## Job
Each line below either holds the string "your" or doesn't. Count those that do and give only the number.

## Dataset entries
■ ■ ■ ■ ■
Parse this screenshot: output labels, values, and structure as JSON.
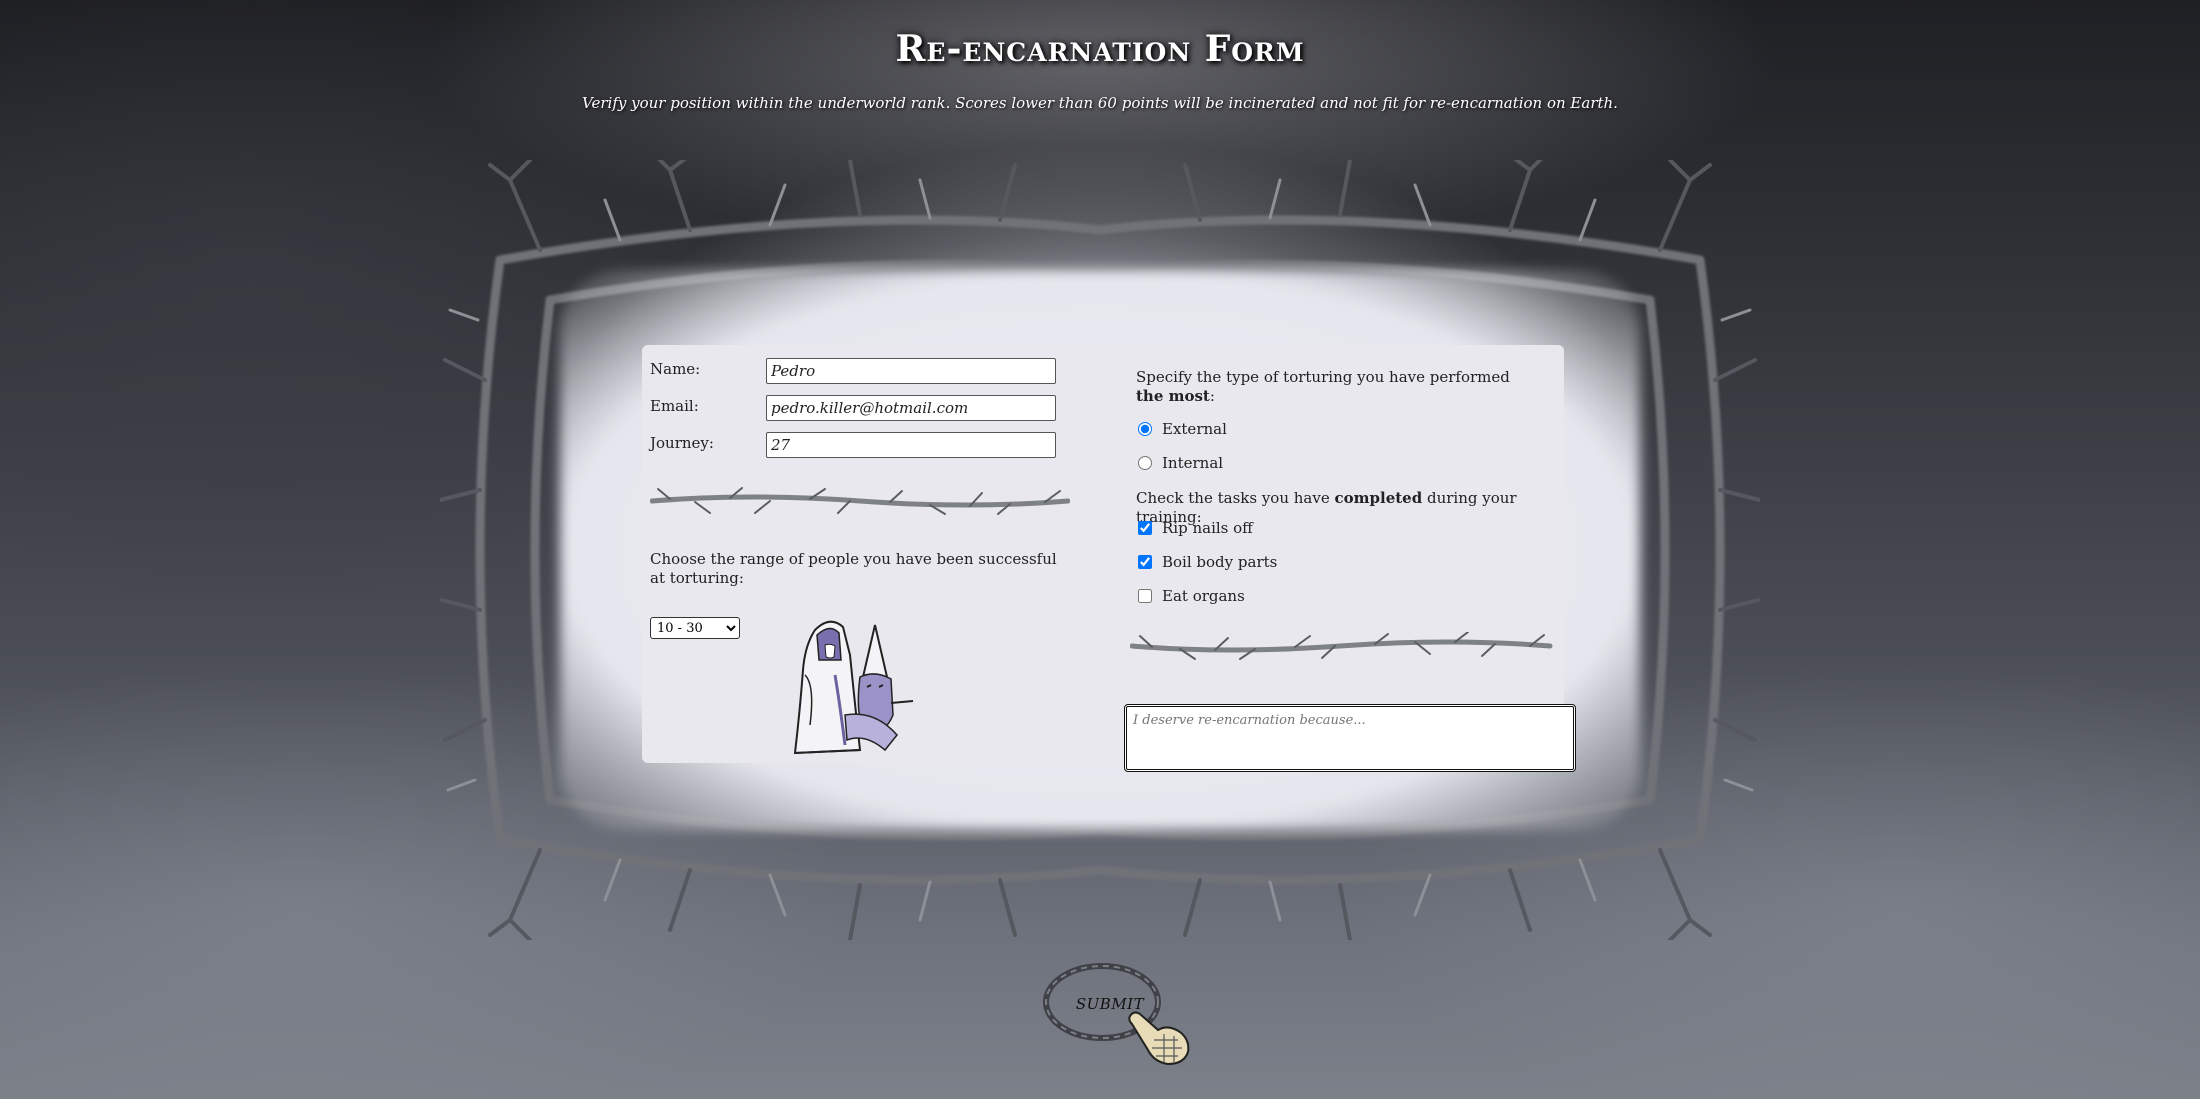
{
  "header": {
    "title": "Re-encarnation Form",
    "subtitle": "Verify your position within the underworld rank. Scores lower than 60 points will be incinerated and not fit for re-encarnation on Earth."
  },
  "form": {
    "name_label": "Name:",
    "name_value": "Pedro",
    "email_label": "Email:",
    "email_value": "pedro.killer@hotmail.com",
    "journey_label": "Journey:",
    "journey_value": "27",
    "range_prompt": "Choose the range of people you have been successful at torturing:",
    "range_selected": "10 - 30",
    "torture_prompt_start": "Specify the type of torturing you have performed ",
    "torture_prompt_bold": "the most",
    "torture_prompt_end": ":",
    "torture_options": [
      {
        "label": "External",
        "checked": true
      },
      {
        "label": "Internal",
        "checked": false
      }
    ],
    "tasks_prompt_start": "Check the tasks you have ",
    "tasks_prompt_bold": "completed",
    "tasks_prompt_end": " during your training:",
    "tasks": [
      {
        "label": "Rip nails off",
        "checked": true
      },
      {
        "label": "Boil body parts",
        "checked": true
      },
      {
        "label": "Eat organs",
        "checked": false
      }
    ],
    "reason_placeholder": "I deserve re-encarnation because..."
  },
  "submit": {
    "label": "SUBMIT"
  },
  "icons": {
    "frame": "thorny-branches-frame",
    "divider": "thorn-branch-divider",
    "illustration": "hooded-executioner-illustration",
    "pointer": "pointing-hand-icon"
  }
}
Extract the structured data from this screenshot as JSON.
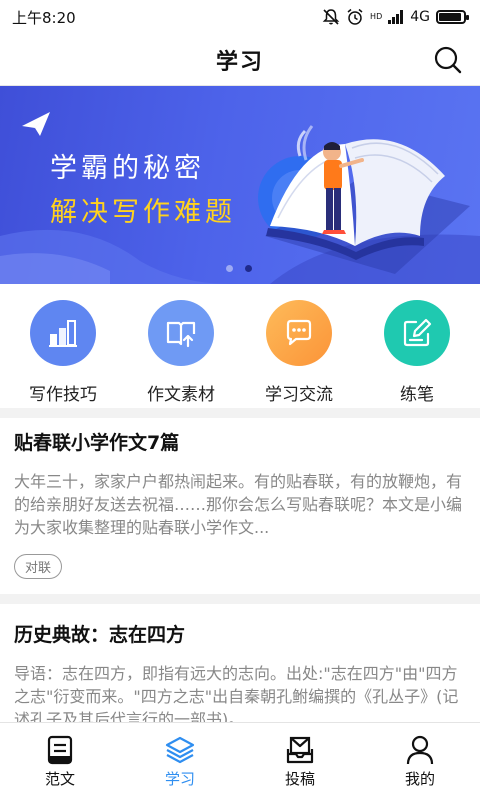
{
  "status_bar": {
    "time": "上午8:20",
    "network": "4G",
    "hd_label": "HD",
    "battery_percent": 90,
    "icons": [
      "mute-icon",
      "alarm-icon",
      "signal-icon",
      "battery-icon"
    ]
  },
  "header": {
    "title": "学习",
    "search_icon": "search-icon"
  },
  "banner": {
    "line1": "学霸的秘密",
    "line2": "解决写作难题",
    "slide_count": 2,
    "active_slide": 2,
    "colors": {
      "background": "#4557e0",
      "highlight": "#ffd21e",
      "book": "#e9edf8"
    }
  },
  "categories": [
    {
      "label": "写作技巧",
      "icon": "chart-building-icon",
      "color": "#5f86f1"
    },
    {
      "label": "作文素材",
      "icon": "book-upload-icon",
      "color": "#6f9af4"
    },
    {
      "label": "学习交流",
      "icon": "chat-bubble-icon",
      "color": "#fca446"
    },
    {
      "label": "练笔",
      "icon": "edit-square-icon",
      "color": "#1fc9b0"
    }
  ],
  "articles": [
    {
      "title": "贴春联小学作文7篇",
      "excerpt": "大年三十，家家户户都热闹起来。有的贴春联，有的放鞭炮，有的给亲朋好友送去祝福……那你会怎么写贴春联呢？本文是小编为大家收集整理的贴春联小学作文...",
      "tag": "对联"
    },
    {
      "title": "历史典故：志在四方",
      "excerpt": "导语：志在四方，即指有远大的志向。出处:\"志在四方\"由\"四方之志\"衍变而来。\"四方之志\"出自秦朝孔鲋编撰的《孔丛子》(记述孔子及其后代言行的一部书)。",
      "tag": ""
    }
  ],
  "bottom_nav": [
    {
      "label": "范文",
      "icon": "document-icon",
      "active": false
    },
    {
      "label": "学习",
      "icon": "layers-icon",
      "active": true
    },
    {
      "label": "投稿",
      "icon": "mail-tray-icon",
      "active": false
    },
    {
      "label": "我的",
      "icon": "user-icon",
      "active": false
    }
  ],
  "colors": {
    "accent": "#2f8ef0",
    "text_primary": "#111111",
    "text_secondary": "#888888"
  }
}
■ ■ ■ ■ ■
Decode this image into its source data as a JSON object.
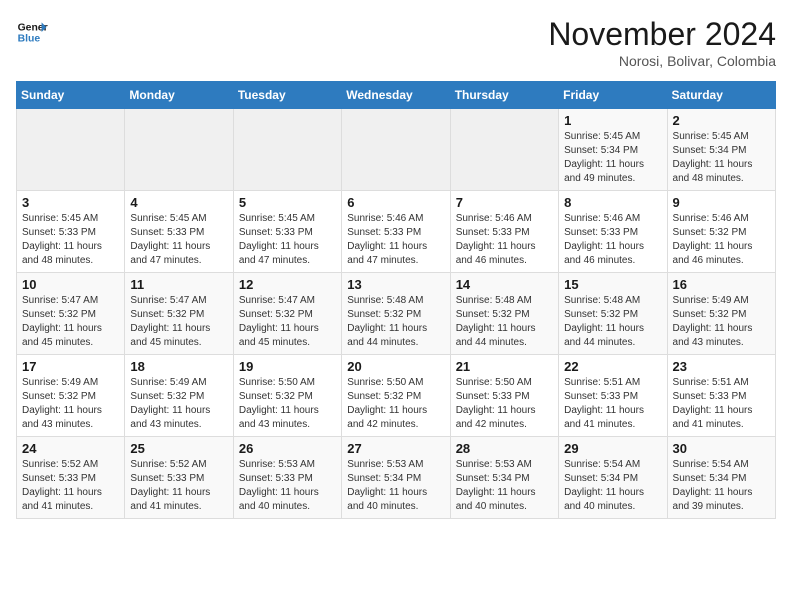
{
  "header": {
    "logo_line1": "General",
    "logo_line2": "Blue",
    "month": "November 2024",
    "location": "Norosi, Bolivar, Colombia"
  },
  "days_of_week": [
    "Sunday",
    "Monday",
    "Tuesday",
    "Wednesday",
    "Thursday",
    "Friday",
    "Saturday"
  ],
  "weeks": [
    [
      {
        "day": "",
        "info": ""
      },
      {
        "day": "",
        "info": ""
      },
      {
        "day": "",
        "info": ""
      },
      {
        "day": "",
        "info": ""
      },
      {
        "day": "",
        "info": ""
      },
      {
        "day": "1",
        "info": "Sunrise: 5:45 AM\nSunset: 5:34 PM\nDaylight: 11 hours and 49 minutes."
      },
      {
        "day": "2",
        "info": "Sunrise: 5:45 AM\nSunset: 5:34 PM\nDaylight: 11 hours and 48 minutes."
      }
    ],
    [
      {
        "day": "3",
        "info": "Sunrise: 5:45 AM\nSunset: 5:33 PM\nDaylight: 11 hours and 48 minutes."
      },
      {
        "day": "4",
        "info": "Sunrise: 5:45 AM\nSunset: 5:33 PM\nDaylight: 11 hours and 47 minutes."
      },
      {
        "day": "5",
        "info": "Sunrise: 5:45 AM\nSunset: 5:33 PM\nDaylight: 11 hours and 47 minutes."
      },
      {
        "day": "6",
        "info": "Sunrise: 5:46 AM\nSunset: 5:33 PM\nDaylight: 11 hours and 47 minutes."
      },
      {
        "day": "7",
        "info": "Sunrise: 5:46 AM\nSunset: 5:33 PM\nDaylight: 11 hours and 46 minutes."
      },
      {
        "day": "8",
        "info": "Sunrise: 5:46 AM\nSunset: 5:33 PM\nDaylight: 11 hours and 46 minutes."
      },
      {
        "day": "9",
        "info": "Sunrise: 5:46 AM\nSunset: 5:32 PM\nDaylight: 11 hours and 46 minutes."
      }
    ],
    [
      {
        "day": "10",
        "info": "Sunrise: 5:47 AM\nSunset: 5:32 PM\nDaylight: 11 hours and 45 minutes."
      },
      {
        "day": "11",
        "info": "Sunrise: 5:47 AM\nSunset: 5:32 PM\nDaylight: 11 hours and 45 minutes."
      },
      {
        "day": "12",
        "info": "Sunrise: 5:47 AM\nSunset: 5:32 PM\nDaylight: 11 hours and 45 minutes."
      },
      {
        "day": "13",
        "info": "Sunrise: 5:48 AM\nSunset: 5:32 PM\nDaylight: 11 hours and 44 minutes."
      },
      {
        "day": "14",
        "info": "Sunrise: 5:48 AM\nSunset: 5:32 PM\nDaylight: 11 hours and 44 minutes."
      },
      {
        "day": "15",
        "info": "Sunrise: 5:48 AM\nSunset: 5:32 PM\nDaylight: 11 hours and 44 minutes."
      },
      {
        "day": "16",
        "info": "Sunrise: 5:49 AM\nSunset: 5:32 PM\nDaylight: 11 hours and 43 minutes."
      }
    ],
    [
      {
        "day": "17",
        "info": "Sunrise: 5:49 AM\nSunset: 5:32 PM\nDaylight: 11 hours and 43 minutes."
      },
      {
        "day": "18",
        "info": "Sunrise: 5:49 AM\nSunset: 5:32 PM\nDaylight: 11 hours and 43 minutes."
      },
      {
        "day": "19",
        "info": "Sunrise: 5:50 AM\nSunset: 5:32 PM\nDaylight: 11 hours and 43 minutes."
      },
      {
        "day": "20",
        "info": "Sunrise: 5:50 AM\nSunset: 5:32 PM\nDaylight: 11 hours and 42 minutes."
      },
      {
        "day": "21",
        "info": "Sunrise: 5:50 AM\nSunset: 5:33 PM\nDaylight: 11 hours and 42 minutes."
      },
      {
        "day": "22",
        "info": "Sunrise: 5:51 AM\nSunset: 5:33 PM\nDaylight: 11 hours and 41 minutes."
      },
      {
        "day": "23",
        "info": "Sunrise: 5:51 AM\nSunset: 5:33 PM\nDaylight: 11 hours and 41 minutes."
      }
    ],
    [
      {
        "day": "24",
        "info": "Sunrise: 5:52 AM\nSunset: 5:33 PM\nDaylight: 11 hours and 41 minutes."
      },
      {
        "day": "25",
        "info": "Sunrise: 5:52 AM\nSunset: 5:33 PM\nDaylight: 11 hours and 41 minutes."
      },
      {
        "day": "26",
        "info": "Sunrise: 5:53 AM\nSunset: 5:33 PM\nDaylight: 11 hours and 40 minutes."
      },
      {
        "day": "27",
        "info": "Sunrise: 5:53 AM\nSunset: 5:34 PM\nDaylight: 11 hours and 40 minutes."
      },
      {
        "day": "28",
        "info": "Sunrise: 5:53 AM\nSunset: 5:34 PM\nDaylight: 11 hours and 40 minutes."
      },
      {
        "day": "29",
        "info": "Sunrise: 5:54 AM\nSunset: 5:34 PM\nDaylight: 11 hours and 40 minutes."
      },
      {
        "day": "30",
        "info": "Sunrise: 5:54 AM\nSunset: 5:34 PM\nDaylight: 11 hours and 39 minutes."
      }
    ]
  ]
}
■ ■ ■ ■ ■
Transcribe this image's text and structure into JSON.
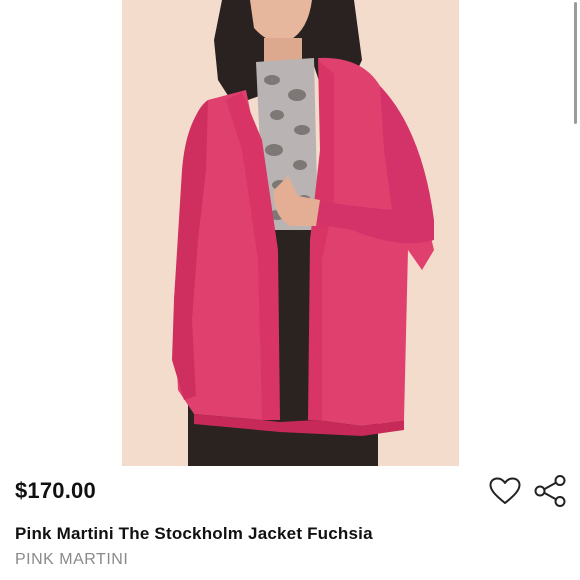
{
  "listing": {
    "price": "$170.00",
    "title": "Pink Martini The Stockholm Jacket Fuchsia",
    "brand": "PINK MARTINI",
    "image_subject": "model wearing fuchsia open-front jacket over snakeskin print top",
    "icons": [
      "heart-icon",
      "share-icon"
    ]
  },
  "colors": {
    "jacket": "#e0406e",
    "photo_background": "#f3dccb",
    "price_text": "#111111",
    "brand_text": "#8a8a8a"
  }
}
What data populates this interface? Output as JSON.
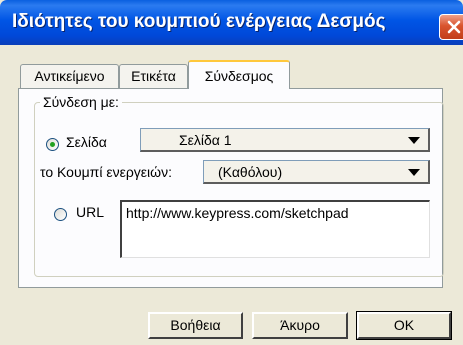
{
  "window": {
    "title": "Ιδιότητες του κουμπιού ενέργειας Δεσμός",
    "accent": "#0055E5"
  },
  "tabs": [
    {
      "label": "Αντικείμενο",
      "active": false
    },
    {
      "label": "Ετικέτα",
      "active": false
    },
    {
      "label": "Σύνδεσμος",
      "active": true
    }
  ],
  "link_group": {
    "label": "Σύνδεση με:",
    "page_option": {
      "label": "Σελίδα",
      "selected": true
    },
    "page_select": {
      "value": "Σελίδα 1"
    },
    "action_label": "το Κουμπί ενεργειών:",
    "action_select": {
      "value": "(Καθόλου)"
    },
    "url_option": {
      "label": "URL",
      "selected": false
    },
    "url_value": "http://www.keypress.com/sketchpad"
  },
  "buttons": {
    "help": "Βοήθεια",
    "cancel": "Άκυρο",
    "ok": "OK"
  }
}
■ ■ ■ ■ ■
## Exercise answer
2